■ **Stored data**:
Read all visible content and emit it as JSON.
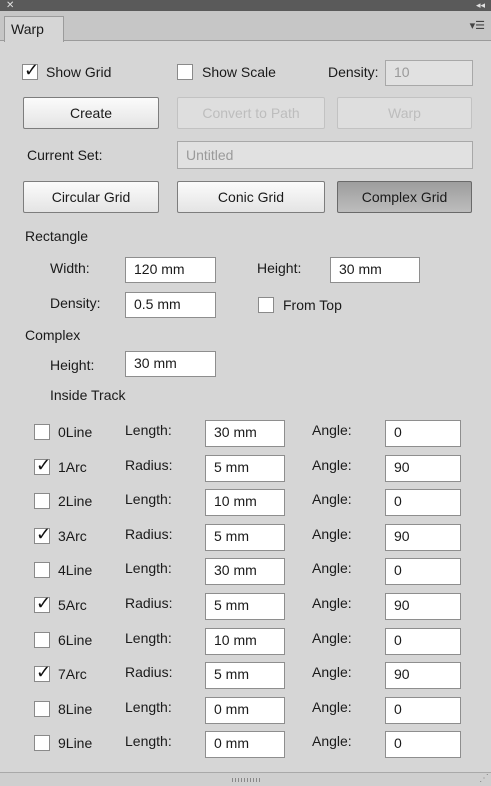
{
  "panel": {
    "close_glyph": "✕",
    "collapse_glyph": "◂◂",
    "tab_label": "Warp",
    "menu_icon": "panel-menu-icon"
  },
  "top": {
    "show_grid": {
      "label": "Show Grid",
      "checked": true
    },
    "show_scale": {
      "label": "Show Scale",
      "checked": false
    },
    "density_label": "Density:",
    "density_value": "10"
  },
  "buttons": {
    "create": "Create",
    "convert": "Convert to Path",
    "warp": "Warp"
  },
  "current_set": {
    "label": "Current Set:",
    "value": "Untitled"
  },
  "grid_buttons": {
    "circular": "Circular Grid",
    "conic": "Conic Grid",
    "complex": "Complex Grid"
  },
  "rectangle": {
    "section": "Rectangle",
    "width_label": "Width:",
    "width_value": "120 mm",
    "height_label": "Height:",
    "height_value": "30 mm",
    "density_label": "Density:",
    "density_value": "0.5 mm",
    "from_top": "From Top"
  },
  "complex": {
    "section": "Complex",
    "height_label": "Height:",
    "height_value": "30 mm",
    "inside_track": "Inside Track"
  },
  "track_rows": [
    {
      "name": "0Line",
      "checked": false,
      "param": "Length:",
      "value": "30 mm",
      "angle_label": "Angle:",
      "angle": "0"
    },
    {
      "name": "1Arc",
      "checked": true,
      "param": "Radius:",
      "value": "5 mm",
      "angle_label": "Angle:",
      "angle": "90"
    },
    {
      "name": "2Line",
      "checked": false,
      "param": "Length:",
      "value": "10 mm",
      "angle_label": "Angle:",
      "angle": "0"
    },
    {
      "name": "3Arc",
      "checked": true,
      "param": "Radius:",
      "value": "5 mm",
      "angle_label": "Angle:",
      "angle": "90"
    },
    {
      "name": "4Line",
      "checked": false,
      "param": "Length:",
      "value": "30 mm",
      "angle_label": "Angle:",
      "angle": "0"
    },
    {
      "name": "5Arc",
      "checked": true,
      "param": "Radius:",
      "value": "5 mm",
      "angle_label": "Angle:",
      "angle": "90"
    },
    {
      "name": "6Line",
      "checked": false,
      "param": "Length:",
      "value": "10 mm",
      "angle_label": "Angle:",
      "angle": "0"
    },
    {
      "name": "7Arc",
      "checked": true,
      "param": "Radius:",
      "value": "5 mm",
      "angle_label": "Angle:",
      "angle": "90"
    },
    {
      "name": "8Line",
      "checked": false,
      "param": "Length:",
      "value": "0 mm",
      "angle_label": "Angle:",
      "angle": "0"
    },
    {
      "name": "9Line",
      "checked": false,
      "param": "Length:",
      "value": "0 mm",
      "angle_label": "Angle:",
      "angle": "0"
    }
  ]
}
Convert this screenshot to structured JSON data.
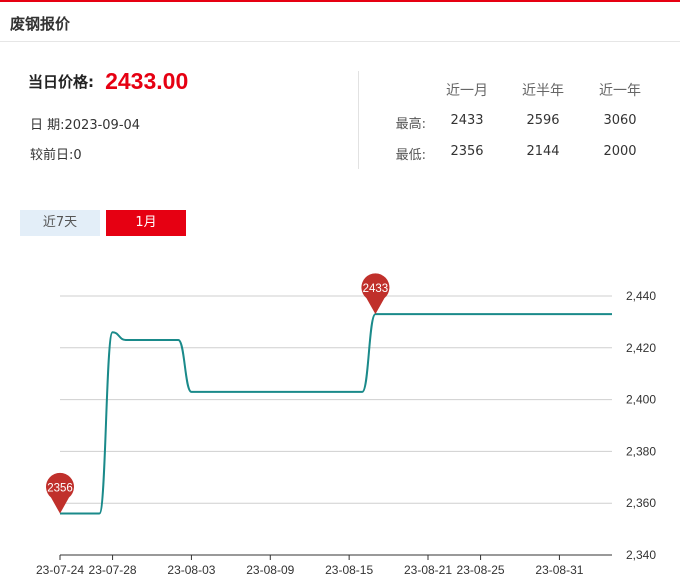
{
  "header": {
    "title": "废钢报价"
  },
  "price": {
    "label": "当日价格:",
    "value": "2433.00"
  },
  "meta": {
    "date": "日 期:2023-09-04",
    "diff": "较前日:0"
  },
  "stats": {
    "columns": [
      "近一月",
      "近半年",
      "近一年"
    ],
    "rows": [
      {
        "label": "最高:",
        "values": [
          "2433",
          "2596",
          "3060"
        ]
      },
      {
        "label": "最低:",
        "values": [
          "2356",
          "2144",
          "2000"
        ]
      }
    ]
  },
  "tabs": [
    {
      "label": "近7天",
      "active": false
    },
    {
      "label": "1月",
      "active": true
    }
  ],
  "colors": {
    "accent": "#e60012",
    "line": "#1a8a8a",
    "marker": "#c0302b",
    "inactive_tab": "#e3eef8"
  },
  "chart_data": {
    "type": "line",
    "x": [
      "23-07-24",
      "23-07-25",
      "23-07-26",
      "23-07-27",
      "23-07-28",
      "23-07-29",
      "23-07-30",
      "23-07-31",
      "23-08-01",
      "23-08-02",
      "23-08-03",
      "23-08-04",
      "23-08-05",
      "23-08-06",
      "23-08-07",
      "23-08-08",
      "23-08-09",
      "23-08-10",
      "23-08-11",
      "23-08-12",
      "23-08-13",
      "23-08-14",
      "23-08-15",
      "23-08-16",
      "23-08-17",
      "23-08-18",
      "23-08-19",
      "23-08-20",
      "23-08-21",
      "23-08-22",
      "23-08-23",
      "23-08-24",
      "23-08-25",
      "23-08-26",
      "23-08-27",
      "23-08-28",
      "23-08-29",
      "23-08-30",
      "23-08-31",
      "23-09-01",
      "23-09-04"
    ],
    "y": [
      2356,
      2356,
      2356,
      2356,
      2426,
      2423,
      2423,
      2423,
      2423,
      2423,
      2403,
      2403,
      2403,
      2403,
      2403,
      2403,
      2403,
      2403,
      2403,
      2403,
      2403,
      2403,
      2403,
      2403,
      2433,
      2433,
      2433,
      2433,
      2433,
      2433,
      2433,
      2433,
      2433,
      2433,
      2433,
      2433,
      2433,
      2433,
      2433,
      2433,
      2433
    ],
    "xticks": [
      "23-07-24",
      "23-07-28",
      "23-08-03",
      "23-08-09",
      "23-08-15",
      "23-08-21",
      "23-08-25",
      "23-08-31"
    ],
    "yticks": [
      "2,340",
      "2,360",
      "2,380",
      "2,400",
      "2,420",
      "2,440"
    ],
    "ylim": [
      2340,
      2440
    ],
    "markers": [
      {
        "label": "2356",
        "value": 2356,
        "x": "23-07-24"
      },
      {
        "label": "2433",
        "value": 2433,
        "x": "23-08-17"
      }
    ],
    "grid": true,
    "legend": "none"
  }
}
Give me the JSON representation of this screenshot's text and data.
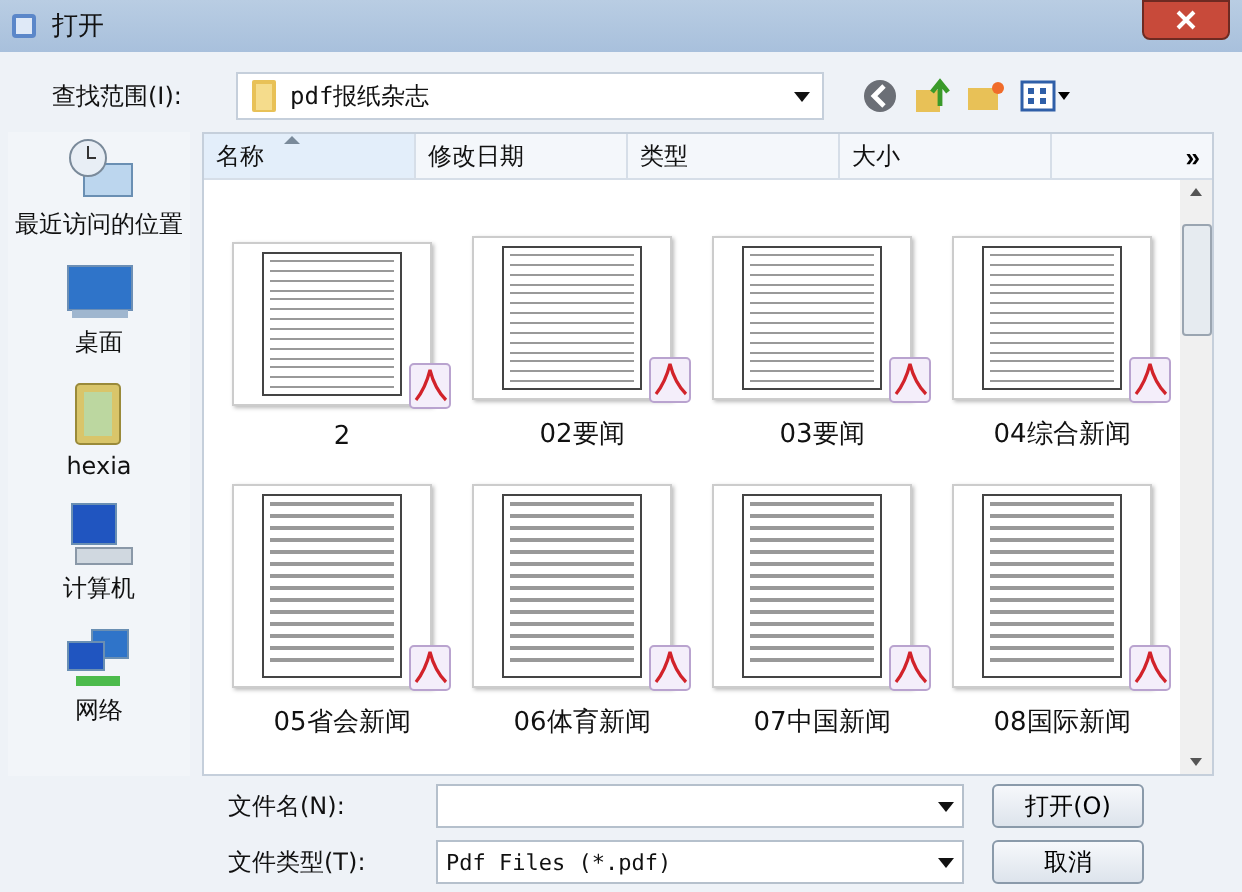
{
  "window": {
    "title": "打开"
  },
  "location": {
    "label": "查找范围(I):",
    "value": "pdf报纸杂志"
  },
  "sidebar": {
    "items": [
      {
        "label": "最近访问的位置",
        "kind": "recent"
      },
      {
        "label": "桌面",
        "kind": "desktop"
      },
      {
        "label": "hexia",
        "kind": "user"
      },
      {
        "label": "计算机",
        "kind": "computer"
      },
      {
        "label": "网络",
        "kind": "network"
      }
    ]
  },
  "columns": [
    {
      "label": "名称",
      "sorted": true
    },
    {
      "label": "修改日期",
      "sorted": false
    },
    {
      "label": "类型",
      "sorted": false
    },
    {
      "label": "大小",
      "sorted": false
    }
  ],
  "more": "»",
  "files": [
    {
      "name": "2"
    },
    {
      "name": "02要闻"
    },
    {
      "name": "03要闻"
    },
    {
      "name": "04综合新闻"
    },
    {
      "name": "05省会新闻"
    },
    {
      "name": "06体育新闻"
    },
    {
      "name": "07中国新闻"
    },
    {
      "name": "08国际新闻"
    }
  ],
  "filename": {
    "label": "文件名(N):"
  },
  "filetype": {
    "label": "文件类型(T):",
    "value": "Pdf Files (*.pdf)"
  },
  "buttons": [
    "打开(O)",
    "取消"
  ]
}
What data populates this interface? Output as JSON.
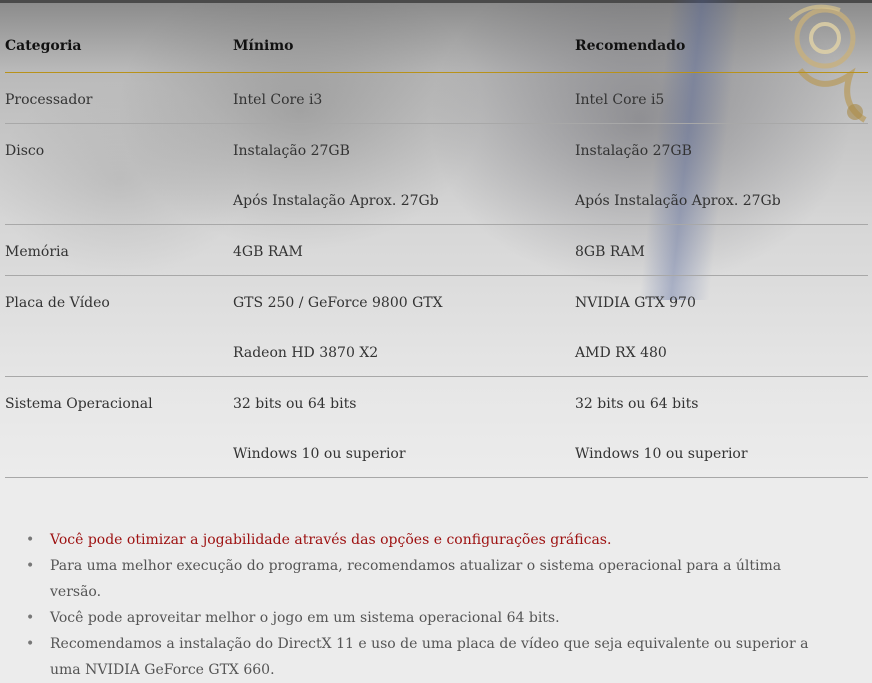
{
  "table": {
    "headers": [
      "Categoria",
      "Mínimo",
      "Recomendado"
    ],
    "rows": [
      {
        "category": "Processador",
        "minimum": [
          "Intel Core i3"
        ],
        "recommended": [
          "Intel Core i5"
        ]
      },
      {
        "category": "Disco",
        "minimum": [
          "Instalação 27GB",
          "Após Instalação Aprox. 27Gb"
        ],
        "recommended": [
          "Instalação 27GB",
          "Após Instalação Aprox. 27Gb"
        ]
      },
      {
        "category": "Memória",
        "minimum": [
          "4GB RAM"
        ],
        "recommended": [
          "8GB RAM"
        ]
      },
      {
        "category": "Placa de Vídeo",
        "minimum": [
          "GTS 250 / GeForce 9800 GTX",
          "Radeon HD 3870 X2"
        ],
        "recommended": [
          "NVIDIA GTX 970",
          "AMD RX 480"
        ]
      },
      {
        "category": "Sistema Operacional",
        "minimum": [
          "32 bits ou 64 bits",
          "Windows 10 ou superior"
        ],
        "recommended": [
          "32 bits ou 64 bits",
          "Windows 10 ou superior"
        ]
      }
    ]
  },
  "notes": [
    {
      "text": "Você pode otimizar a jogabilidade através das opções e configurações gráficas.",
      "highlight": true
    },
    {
      "text": "Para uma melhor execução do programa, recomendamos atualizar o sistema operacional para a última versão.",
      "highlight": false
    },
    {
      "text": "Você pode aproveitar melhor o jogo em um sistema operacional 64 bits.",
      "highlight": false
    },
    {
      "text": "Recomendamos a instalação do DirectX 11 e uso de uma placa de vídeo que seja equivalente ou superior a uma NVIDIA GeForce GTX 660.",
      "highlight": false
    }
  ],
  "colors": {
    "header_rule": "#b8921a",
    "row_rule": "#a8a8a8",
    "highlight_text": "#9d1010",
    "body_text": "#333333"
  },
  "icons": {
    "bullet": "bullet-dot-icon",
    "ornament": "gold-ornament-icon"
  }
}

■ **Problem to work on**:
Where a line of the records above holds the word "melhor", copy that line.

■ **Final answer**:
      "text": "Para uma melhor execução do programa, recomendamos atualizar o sistema operacional para a última versão.",
      "text": "Você pode aproveitar melhor o jogo em um sistema operacional 64 bits.",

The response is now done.